▸ **DATASET ENTRIES**:
⁂

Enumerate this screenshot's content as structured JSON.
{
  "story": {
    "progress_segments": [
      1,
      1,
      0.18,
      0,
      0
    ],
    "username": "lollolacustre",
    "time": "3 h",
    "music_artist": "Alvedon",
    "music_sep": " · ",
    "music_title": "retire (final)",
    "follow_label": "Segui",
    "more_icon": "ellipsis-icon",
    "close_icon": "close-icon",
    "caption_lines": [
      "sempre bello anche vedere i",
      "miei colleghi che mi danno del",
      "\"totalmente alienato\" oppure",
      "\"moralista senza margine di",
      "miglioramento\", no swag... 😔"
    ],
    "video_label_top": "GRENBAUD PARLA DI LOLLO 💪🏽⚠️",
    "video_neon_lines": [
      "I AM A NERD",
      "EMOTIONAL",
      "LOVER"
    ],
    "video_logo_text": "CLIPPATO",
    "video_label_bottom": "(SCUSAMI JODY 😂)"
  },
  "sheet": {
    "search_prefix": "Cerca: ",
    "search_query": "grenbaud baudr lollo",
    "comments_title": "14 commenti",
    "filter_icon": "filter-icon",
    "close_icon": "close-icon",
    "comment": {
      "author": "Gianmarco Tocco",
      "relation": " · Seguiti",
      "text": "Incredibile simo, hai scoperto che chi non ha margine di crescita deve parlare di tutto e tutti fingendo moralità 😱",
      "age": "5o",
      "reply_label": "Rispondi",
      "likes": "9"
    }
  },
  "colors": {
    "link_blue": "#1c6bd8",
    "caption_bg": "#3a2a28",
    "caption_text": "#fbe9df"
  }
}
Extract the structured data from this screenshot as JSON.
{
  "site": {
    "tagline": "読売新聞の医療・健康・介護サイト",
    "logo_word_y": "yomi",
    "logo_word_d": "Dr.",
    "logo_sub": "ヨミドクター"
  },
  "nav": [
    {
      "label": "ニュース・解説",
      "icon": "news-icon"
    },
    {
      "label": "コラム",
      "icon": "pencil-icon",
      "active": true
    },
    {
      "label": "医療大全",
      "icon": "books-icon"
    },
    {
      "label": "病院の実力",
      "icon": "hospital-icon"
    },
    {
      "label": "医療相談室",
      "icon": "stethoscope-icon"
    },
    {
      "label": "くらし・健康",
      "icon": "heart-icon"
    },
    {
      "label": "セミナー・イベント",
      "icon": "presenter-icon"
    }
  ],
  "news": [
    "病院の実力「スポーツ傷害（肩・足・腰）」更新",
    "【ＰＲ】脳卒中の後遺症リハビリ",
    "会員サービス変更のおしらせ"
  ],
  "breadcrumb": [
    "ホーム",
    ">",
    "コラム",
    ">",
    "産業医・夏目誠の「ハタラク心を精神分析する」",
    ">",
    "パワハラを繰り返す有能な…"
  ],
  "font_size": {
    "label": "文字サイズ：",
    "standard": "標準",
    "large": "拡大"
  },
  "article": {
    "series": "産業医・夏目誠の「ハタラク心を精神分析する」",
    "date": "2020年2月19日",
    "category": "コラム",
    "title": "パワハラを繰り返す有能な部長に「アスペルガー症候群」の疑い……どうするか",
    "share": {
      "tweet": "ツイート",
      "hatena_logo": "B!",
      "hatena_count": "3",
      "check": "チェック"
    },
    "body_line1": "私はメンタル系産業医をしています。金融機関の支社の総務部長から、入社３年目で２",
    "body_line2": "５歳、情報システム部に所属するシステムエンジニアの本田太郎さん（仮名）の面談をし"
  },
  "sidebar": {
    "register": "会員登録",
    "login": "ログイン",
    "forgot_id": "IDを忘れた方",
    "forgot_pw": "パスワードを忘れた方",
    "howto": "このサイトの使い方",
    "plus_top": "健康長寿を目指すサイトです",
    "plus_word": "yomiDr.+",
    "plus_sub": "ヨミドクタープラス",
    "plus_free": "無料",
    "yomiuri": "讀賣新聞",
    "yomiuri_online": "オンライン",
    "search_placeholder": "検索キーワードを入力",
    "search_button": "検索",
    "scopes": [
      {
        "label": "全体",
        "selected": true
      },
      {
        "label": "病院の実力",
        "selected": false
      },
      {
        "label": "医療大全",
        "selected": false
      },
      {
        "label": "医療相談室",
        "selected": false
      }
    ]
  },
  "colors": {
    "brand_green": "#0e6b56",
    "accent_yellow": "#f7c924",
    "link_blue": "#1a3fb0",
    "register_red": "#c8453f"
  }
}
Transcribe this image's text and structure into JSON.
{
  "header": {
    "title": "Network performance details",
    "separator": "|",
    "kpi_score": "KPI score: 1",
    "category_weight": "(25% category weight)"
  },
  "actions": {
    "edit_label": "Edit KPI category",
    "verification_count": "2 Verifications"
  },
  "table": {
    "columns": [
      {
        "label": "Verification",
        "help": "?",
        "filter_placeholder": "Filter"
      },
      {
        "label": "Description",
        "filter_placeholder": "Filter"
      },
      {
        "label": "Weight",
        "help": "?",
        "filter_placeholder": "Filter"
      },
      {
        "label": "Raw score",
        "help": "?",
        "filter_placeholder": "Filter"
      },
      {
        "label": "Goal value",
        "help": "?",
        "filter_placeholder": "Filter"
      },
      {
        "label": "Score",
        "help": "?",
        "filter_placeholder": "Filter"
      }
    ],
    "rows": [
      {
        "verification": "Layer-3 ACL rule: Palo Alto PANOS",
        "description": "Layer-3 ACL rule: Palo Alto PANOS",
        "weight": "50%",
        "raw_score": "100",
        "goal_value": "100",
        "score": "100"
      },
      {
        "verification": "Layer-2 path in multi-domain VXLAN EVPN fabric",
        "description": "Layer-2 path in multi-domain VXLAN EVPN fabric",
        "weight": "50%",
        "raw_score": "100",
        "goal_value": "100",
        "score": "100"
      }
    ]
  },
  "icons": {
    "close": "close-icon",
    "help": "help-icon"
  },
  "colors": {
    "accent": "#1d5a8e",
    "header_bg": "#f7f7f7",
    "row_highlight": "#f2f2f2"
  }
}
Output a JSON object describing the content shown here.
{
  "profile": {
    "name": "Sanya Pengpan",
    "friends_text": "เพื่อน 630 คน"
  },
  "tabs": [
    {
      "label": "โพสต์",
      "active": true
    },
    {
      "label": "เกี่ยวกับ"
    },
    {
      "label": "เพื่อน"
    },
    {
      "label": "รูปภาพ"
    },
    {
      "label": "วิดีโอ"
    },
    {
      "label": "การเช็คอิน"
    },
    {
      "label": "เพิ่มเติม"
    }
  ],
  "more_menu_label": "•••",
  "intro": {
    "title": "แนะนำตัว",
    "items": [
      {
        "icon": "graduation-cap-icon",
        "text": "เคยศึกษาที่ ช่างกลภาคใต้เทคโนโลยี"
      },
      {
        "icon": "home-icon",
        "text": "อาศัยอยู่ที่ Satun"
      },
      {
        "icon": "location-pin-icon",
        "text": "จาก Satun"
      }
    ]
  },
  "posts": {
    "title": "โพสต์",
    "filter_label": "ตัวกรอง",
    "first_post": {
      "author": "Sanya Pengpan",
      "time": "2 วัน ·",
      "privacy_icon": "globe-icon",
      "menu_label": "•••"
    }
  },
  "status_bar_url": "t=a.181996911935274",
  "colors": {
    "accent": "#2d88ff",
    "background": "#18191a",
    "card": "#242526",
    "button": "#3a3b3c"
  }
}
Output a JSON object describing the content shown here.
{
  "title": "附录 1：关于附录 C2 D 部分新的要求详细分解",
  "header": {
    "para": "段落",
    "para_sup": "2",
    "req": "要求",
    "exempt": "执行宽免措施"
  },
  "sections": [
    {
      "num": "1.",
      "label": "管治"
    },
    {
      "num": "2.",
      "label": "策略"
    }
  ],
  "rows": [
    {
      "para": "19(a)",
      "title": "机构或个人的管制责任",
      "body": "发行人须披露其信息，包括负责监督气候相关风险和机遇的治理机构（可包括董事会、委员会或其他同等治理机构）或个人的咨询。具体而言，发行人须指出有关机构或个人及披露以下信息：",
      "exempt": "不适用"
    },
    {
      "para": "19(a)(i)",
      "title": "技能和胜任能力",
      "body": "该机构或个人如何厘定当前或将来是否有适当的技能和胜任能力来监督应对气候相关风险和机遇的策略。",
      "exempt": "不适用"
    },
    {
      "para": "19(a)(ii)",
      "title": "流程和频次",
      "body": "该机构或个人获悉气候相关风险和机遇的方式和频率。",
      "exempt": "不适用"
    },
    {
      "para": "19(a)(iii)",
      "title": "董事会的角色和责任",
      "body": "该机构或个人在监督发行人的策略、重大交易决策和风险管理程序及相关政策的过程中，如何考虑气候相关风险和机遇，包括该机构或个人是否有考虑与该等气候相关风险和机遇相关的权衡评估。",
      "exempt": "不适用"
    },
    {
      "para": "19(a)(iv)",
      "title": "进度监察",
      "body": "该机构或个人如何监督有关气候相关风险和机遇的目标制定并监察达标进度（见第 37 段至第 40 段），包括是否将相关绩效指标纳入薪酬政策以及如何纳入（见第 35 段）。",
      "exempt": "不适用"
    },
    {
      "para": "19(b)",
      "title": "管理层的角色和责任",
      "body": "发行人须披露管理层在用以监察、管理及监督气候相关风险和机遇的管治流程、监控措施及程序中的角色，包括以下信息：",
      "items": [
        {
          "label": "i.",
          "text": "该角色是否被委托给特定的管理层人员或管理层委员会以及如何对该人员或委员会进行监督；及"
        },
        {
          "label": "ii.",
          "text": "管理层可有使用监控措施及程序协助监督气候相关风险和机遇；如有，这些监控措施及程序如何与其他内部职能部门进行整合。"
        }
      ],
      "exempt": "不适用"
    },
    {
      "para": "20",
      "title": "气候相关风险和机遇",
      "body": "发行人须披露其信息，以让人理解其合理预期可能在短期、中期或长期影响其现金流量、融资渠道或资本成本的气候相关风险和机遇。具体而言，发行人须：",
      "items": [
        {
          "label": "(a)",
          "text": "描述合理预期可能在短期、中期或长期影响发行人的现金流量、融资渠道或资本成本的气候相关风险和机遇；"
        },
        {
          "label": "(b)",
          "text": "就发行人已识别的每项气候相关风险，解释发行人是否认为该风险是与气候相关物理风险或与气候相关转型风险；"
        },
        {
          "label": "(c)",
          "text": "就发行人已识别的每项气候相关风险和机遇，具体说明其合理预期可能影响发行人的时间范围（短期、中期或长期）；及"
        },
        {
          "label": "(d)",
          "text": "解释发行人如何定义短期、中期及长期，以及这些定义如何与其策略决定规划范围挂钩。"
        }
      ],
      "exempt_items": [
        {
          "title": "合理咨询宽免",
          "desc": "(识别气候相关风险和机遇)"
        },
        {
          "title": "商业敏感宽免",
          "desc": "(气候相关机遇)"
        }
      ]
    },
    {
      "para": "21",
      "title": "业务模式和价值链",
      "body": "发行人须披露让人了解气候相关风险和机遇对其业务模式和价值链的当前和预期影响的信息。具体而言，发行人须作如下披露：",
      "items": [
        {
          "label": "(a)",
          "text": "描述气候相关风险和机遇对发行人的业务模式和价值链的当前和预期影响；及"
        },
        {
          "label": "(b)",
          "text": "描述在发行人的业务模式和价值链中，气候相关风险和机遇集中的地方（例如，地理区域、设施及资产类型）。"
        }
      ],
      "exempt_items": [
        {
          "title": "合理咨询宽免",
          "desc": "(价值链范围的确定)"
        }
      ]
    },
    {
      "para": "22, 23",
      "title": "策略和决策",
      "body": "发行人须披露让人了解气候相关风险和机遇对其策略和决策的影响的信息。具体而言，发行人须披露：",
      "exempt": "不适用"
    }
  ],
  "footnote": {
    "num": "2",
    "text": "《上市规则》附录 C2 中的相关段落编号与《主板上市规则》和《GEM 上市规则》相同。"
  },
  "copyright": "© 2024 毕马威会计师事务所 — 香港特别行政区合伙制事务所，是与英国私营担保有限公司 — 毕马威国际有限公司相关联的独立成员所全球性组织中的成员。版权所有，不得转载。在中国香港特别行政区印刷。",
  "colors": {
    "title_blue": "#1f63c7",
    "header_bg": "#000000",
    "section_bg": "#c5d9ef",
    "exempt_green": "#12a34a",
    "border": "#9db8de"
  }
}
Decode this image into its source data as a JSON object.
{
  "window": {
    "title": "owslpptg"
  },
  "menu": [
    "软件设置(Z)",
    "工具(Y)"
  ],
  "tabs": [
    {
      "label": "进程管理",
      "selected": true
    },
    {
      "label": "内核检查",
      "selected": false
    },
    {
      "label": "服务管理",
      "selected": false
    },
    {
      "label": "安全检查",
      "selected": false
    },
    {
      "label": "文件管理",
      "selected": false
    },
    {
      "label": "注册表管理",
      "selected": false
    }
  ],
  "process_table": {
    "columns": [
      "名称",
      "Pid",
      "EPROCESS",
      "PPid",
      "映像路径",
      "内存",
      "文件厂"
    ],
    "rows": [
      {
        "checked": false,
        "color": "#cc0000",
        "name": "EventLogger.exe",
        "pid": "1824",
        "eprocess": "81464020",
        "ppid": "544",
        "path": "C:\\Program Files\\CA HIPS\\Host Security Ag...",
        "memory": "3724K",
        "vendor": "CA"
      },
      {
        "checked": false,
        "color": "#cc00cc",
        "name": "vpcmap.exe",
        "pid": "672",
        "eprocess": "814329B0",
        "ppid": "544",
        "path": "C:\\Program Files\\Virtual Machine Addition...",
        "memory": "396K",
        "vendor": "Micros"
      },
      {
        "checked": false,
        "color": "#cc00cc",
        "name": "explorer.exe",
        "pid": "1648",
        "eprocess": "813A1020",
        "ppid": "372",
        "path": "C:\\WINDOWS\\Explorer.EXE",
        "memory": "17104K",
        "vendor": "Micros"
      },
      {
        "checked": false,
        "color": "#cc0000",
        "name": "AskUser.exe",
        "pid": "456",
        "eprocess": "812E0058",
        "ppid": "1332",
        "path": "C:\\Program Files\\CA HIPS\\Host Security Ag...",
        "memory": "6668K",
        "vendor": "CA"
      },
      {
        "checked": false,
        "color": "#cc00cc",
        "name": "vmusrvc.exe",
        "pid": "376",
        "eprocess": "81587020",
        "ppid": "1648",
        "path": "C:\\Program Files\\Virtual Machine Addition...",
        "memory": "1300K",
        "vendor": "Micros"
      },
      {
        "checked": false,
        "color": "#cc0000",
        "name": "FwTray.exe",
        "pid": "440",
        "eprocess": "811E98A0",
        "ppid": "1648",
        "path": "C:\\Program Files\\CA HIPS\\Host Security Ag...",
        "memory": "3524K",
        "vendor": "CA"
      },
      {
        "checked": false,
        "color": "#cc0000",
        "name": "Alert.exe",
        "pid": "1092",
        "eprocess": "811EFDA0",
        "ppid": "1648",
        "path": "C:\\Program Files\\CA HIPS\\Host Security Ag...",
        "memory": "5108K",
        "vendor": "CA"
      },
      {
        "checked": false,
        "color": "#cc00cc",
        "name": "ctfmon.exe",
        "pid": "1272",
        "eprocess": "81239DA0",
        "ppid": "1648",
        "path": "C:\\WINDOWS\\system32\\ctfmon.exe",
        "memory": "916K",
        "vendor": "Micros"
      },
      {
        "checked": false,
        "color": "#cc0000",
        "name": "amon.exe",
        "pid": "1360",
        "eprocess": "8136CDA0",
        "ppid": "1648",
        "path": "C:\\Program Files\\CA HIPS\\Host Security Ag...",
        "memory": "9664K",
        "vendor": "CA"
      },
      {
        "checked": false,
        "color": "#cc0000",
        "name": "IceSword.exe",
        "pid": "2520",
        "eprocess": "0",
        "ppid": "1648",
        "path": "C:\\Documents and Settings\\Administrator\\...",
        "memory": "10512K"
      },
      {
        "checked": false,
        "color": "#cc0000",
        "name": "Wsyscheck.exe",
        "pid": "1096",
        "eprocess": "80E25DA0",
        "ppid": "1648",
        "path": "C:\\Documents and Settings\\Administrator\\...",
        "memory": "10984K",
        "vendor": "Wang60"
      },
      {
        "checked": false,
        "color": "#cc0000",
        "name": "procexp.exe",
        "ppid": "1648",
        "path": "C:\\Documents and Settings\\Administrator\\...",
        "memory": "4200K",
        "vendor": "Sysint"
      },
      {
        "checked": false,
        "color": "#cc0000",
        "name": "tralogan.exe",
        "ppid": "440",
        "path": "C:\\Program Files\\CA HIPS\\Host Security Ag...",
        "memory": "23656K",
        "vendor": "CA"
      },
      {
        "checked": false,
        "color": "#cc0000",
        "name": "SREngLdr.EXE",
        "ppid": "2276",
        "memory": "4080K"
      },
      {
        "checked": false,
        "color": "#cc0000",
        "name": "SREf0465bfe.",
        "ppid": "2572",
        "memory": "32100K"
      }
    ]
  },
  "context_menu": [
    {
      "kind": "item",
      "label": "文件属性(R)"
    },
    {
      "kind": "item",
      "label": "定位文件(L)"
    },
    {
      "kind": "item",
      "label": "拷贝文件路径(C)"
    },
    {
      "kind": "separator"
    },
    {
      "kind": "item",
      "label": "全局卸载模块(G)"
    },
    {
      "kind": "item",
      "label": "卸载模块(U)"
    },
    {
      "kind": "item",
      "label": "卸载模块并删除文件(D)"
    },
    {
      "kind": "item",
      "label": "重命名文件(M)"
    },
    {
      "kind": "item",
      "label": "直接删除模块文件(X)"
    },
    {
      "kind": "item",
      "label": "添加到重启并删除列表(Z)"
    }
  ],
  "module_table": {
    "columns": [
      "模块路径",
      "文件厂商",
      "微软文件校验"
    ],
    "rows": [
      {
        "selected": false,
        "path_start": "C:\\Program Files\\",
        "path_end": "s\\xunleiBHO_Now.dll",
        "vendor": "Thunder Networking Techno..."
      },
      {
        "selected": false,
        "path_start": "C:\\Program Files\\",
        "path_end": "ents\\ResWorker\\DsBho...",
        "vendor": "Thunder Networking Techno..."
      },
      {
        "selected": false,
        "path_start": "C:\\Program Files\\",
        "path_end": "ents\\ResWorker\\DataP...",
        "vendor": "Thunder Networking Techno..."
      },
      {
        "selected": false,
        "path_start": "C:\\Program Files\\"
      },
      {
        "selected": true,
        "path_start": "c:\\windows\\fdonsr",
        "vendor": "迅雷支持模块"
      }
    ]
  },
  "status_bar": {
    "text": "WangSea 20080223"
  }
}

⁂

▸ **WHAT THE EXERCISE ASKS**:
Determine the number of lines containing "JSON". Write only that number.

▸ **THE ANSWER**:
6